------ Texte affiché ------

Pass journée 6€ ou adhésion sur place.

Gratuité pour les adhérents à l’association présentant leur carte 2020.

Pas de restauration cette année sur le site de l’abbaye.
Nous vous invitons donc à réserver dans les restaurants du village, qui sont tous nos partenaires.
Le Bastion : 04 68 12 02 51
Le 1900 : 04 68 12 17 67
La Cocote fêlée : 04 68 75 90 54
Le Café de la Promenade : 04 68 43 15 89
La Petite Maison : 04 68 91 34 09
Le Coupa Talen : 04 68 43 19 36
L’Entrepôte : 04 68 43 16 59
Le Temps des Courges : 04 68 32 33 32
Casses-croûtes chez Zivelli (charcuteries-fromages, 04 68 49 58 70) et au Récantou (tapas-glaces, 04 68 49 94 73)

TOUT LE PROGRAMME

mardi 4 août

22h à l’abbaye : La nuit du 4 août, avec Patrick Boucheron et Yann Potin
En 1789, la fameuse nuit du 4 août, qui prononça la fin des privilèges, faisait suite à la Grande Peur. On y allait pour parler du pain et des taxes, on y consacra surtout la liberté de chacun. Ça ne vous rappelle rien ?

------ Extrait des données ------

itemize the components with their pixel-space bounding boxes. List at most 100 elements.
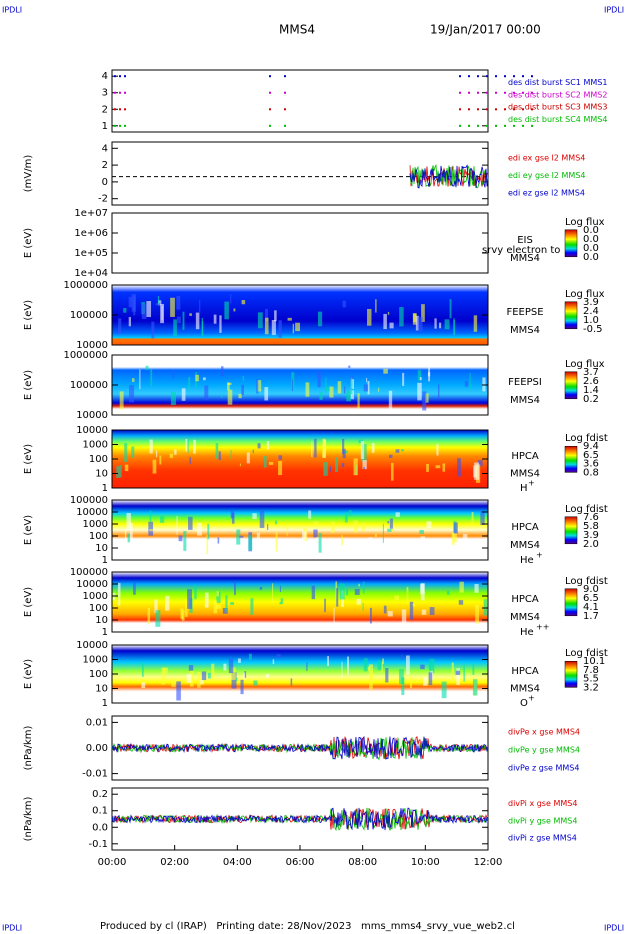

------

▶ _Consigne 1_
Dans le texte sur la manifestation à l'abbaye, relevez le passage qui s'ouvre sur les mots contenant "Gratuité pour les" et se termine par "tous nos partenaires.".
▶ _Consigne 2_
Répondez brièvement à ces questions sur le texte sur la manifestation à l'abbaye.
(a) Combien coûte le pass journée ?
(b) Quel est le numéro de téléphone du restaurant Le 1900 ?
(c) À quelle heure a lieu La nuit du 4 août à l'abbaye ?
▶ _Consigne 3_
Donnez la suite du texte sur la manifestation à l'abbaye à partir de l'endroit où il s'arrête.

▶ _Bonne réponse 1_
Gratuité pour les adhérents à l’association présentant leur carte 2020.

Pas de restauration cette année sur le site de l’abbaye.
Nous vous invitons donc à réserver dans les restaurants du village, qui sont tous nos partenaires.

▶ _Bonne réponse 2_
(a) 6€
(b) 04 68 12 17 67
(c) 22h

▶ _Bonne réponse 3_
Yann Potin et Patrick Boucheron sont historiens. Ils se connaissent bien. Yann Potin est spécialiste des archives, Patrick Boucheron – professeur au Collège de France – du Moyen-Âge italien. Ils ont ensemble dirigé et coordonné la grande Histoire mondiale de la France, parue au Seuil en 2017.

mercredi 5 août

midi sous le pont : Brut de poésie, Jacques Bonnaffé
Jacques Bonnaffé est comédien et metteur en scène. Il est originaire du Nord, et fidèle à notre Sud, qu’il fréquente amoureusement depuis des années. Mais son pays, territoire de coeur et de raison, c’est la poésie, qu’il sert avec une liberté et une fantaisie uniques. Sous le pont, les pieds dans l’eau – ou pas – il fait bondir les mots, leur musique, leurs images. Un vrai cinéma.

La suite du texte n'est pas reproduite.